In the copy, include every entry exactly but none of the images.

#### DATA IN THIS EXERCISE ####

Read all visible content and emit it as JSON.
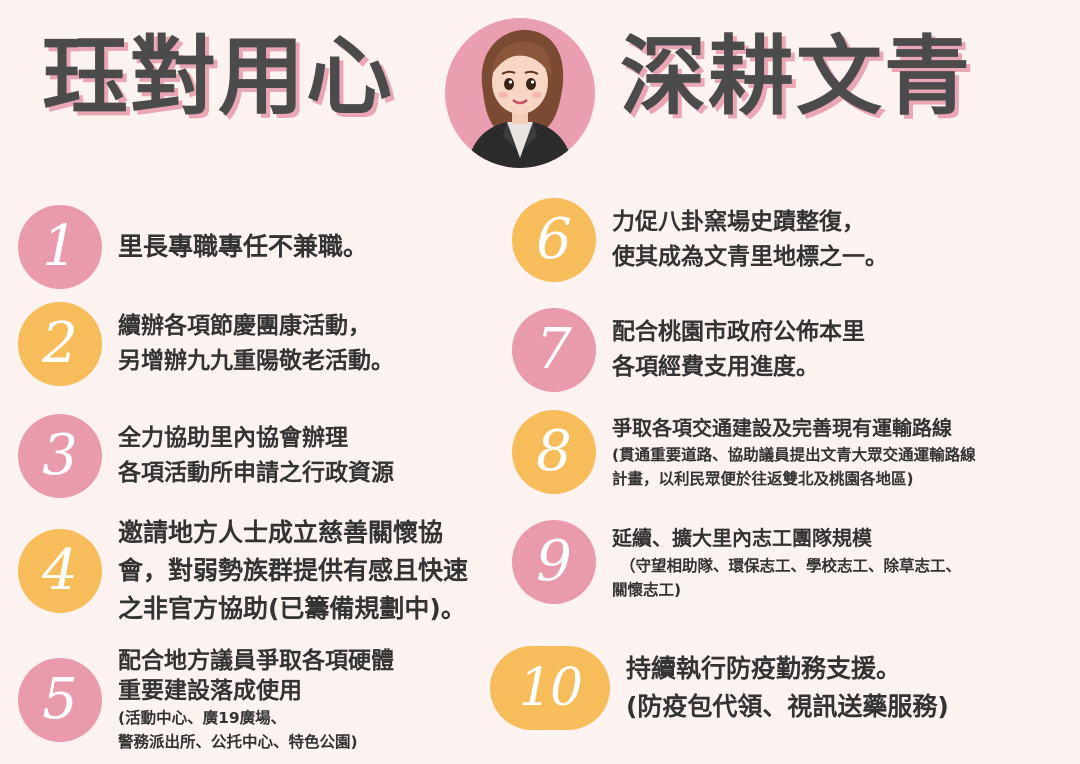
{
  "title": {
    "left": "珏對用心",
    "right": "深耕文青"
  },
  "colors": {
    "background": "#fcf2ef",
    "pink": "#e99aab",
    "orange": "#f8bd5b",
    "title": "#4b4b4b",
    "title_shadow": "#eaa6b4"
  },
  "items": [
    {
      "number": "1",
      "color": "pink",
      "lines": [
        "里長專職專任不兼職。"
      ]
    },
    {
      "number": "2",
      "color": "orange",
      "lines": [
        "續辦各項節慶團康活動，",
        "另增辦九九重陽敬老活動。"
      ]
    },
    {
      "number": "3",
      "color": "pink",
      "lines": [
        "全力協助里內協會辦理",
        "各項活動所申請之行政資源"
      ]
    },
    {
      "number": "4",
      "color": "orange",
      "lines": [
        "邀請地方人士成立慈善關懷協",
        "會，對弱勢族群提供有感且快速",
        "之非官方協助(已籌備規劃中)。"
      ]
    },
    {
      "number": "5",
      "color": "pink",
      "lines": [
        "配合地方議員爭取各項硬體",
        "重要建設落成使用"
      ],
      "notes": [
        "(活動中心、廣19廣場、",
        "警務派出所、公托中心、特色公園)"
      ]
    },
    {
      "number": "6",
      "color": "orange",
      "lines": [
        "力促八卦窯場史蹟整復，",
        "使其成為文青里地標之一。"
      ]
    },
    {
      "number": "7",
      "color": "pink",
      "lines": [
        "配合桃園市政府公佈本里",
        "各項經費支用進度。"
      ]
    },
    {
      "number": "8",
      "color": "orange",
      "lines": [
        "爭取各項交通建設及完善現有運輸路線"
      ],
      "notes": [
        "(貫通重要道路、協助議員提出文青大眾交通運輸路線",
        "計畫，以利民眾便於往返雙北及桃園各地區)"
      ]
    },
    {
      "number": "9",
      "color": "pink",
      "lines": [
        "延續、擴大里內志工團隊規模"
      ],
      "notes": [
        "（守望相助隊、環保志工、學校志工、除草志工、",
        "關懷志工)"
      ]
    },
    {
      "number": "10",
      "color": "orange",
      "lines": [
        "持續執行防疫勤務支援。",
        "(防疫包代領、視訊送藥服務)"
      ]
    }
  ]
}
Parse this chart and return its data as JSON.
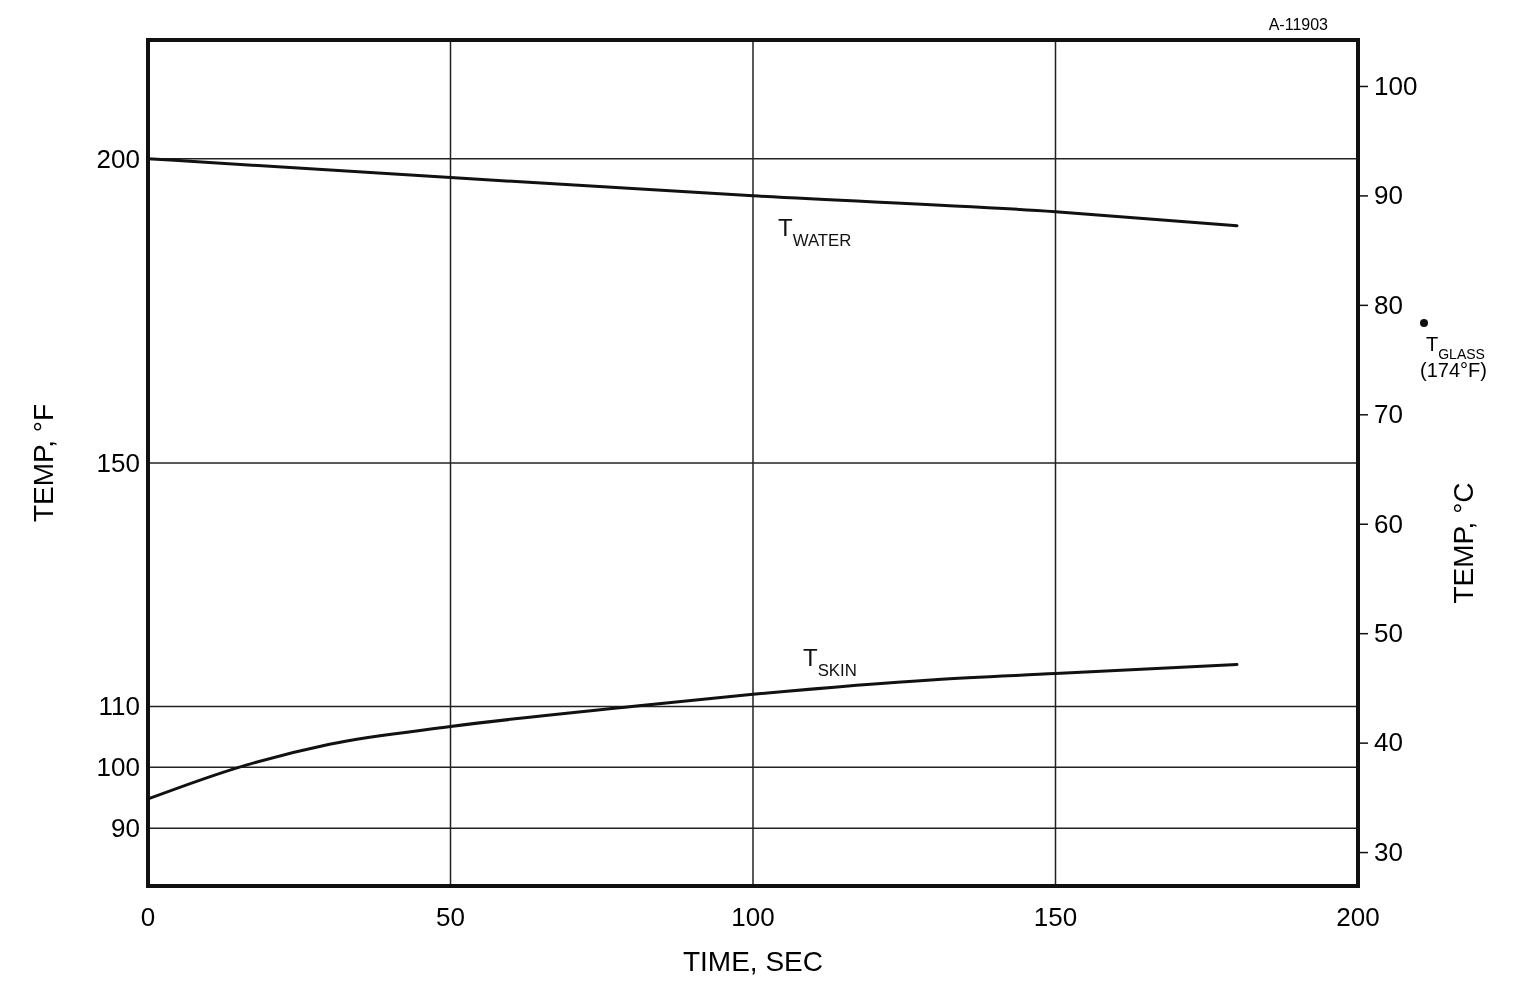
{
  "chart_data": {
    "type": "line",
    "xlabel": "TIME, SEC",
    "ylabel": "TEMP, °F",
    "y2label": "TEMP, °C",
    "xlim": [
      0,
      200
    ],
    "xticks": [
      0,
      50,
      100,
      150,
      200
    ],
    "ylim": [
      80.5,
      219.5
    ],
    "yticks": [
      90,
      100,
      110,
      150,
      200
    ],
    "y2lim": [
      26.9,
      104.2
    ],
    "y2ticks": [
      30,
      40,
      50,
      60,
      70,
      80,
      90,
      100
    ],
    "grid": true,
    "series": [
      {
        "name": "T$_{WATER}$",
        "color": "#111111",
        "x": [
          0,
          50,
          100,
          150,
          180
        ],
        "values": [
          200,
          196.9,
          193.9,
          191.3,
          189
        ]
      },
      {
        "name": "T$_{SKIN}$",
        "color": "#111111",
        "x": [
          0,
          15,
          30,
          50,
          80,
          100,
          130,
          150,
          180
        ],
        "values": [
          94.8,
          100,
          103.8,
          106.7,
          110,
          112,
          114.4,
          115.4,
          116.9
        ]
      }
    ],
    "annotations": [
      "T$_{GLASS}$ (174°F)",
      "A-11903"
    ]
  }
}
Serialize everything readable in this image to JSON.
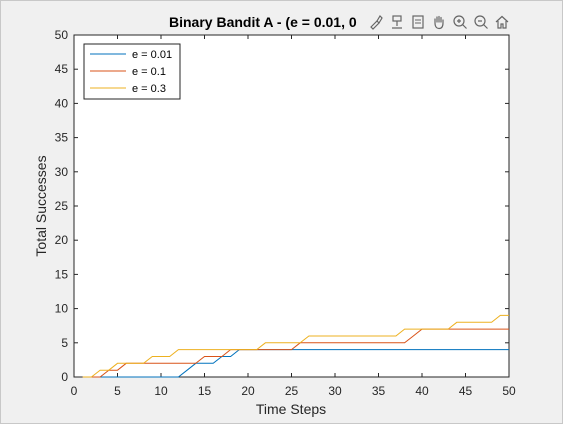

####

▶ **WRITTEN SOLUTION**
Read all visible content and emit it as JSON.
{
  "title": {
    "left": "珏對用心",
    "right": "深耕文青"
  },
  "colors": {
    "background": "#fcf2ef",
    "pink": "#e99aab",
    "orange": "#f8bd5b",
    "title": "#4b4b4b",
    "title_shadow": "#eaa6b4"
  },
  "items": [
    {
      "number": "1",
      "color": "pink",
      "lines": [
        "里長專職專任不兼職。"
      ]
    },
    {
      "number": "2",
      "color": "orange",
      "lines": [
        "續辦各項節慶團康活動，",
        "另增辦九九重陽敬老活動。"
      ]
    },
    {
      "number": "3",
      "color": "pink",
      "lines": [
        "全力協助里內協會辦理",
        "各項活動所申請之行政資源"
      ]
    },
    {
      "number": "4",
      "color": "orange",
      "lines": [
        "邀請地方人士成立慈善關懷協",
        "會，對弱勢族群提供有感且快速",
        "之非官方協助(已籌備規劃中)。"
      ]
    },
    {
      "number": "5",
      "color": "pink",
      "lines": [
        "配合地方議員爭取各項硬體",
        "重要建設落成使用"
      ],
      "notes": [
        "(活動中心、廣19廣場、",
        "警務派出所、公托中心、特色公園)"
      ]
    },
    {
      "number": "6",
      "color": "orange",
      "lines": [
        "力促八卦窯場史蹟整復，",
        "使其成為文青里地標之一。"
      ]
    },
    {
      "number": "7",
      "color": "pink",
      "lines": [
        "配合桃園市政府公佈本里",
        "各項經費支用進度。"
      ]
    },
    {
      "number": "8",
      "color": "orange",
      "lines": [
        "爭取各項交通建設及完善現有運輸路線"
      ],
      "notes": [
        "(貫通重要道路、協助議員提出文青大眾交通運輸路線",
        "計畫，以利民眾便於往返雙北及桃園各地區)"
      ]
    },
    {
      "number": "9",
      "color": "pink",
      "lines": [
        "延續、擴大里內志工團隊規模"
      ],
      "notes": [
        "（守望相助隊、環保志工、學校志工、除草志工、",
        "關懷志工)"
      ]
    },
    {
      "number": "10",
      "color": "orange",
      "lines": [
        "持續執行防疫勤務支援。",
        "(防疫包代領、視訊送藥服務)"
      ]
    }
  ]
}
Parse this chart and return its data as JSON.
{
  "chart_data": {
    "type": "line",
    "xlabel": "TIME, SEC",
    "ylabel": "TEMP, °F",
    "y2label": "TEMP, °C",
    "xlim": [
      0,
      200
    ],
    "xticks": [
      0,
      50,
      100,
      150,
      200
    ],
    "ylim": [
      80.5,
      219.5
    ],
    "yticks": [
      90,
      100,
      110,
      150,
      200
    ],
    "y2lim": [
      26.9,
      104.2
    ],
    "y2ticks": [
      30,
      40,
      50,
      60,
      70,
      80,
      90,
      100
    ],
    "grid": true,
    "series": [
      {
        "name": "T$_{WATER}$",
        "color": "#111111",
        "x": [
          0,
          50,
          100,
          150,
          180
        ],
        "values": [
          200,
          196.9,
          193.9,
          191.3,
          189
        ]
      },
      {
        "name": "T$_{SKIN}$",
        "color": "#111111",
        "x": [
          0,
          15,
          30,
          50,
          80,
          100,
          130,
          150,
          180
        ],
        "values": [
          94.8,
          100,
          103.8,
          106.7,
          110,
          112,
          114.4,
          115.4,
          116.9
        ]
      }
    ],
    "annotations": [
      "T$_{GLASS}$ (174°F)",
      "A-11903"
    ]
  }
}
Serialize everything readable in this image to JSON.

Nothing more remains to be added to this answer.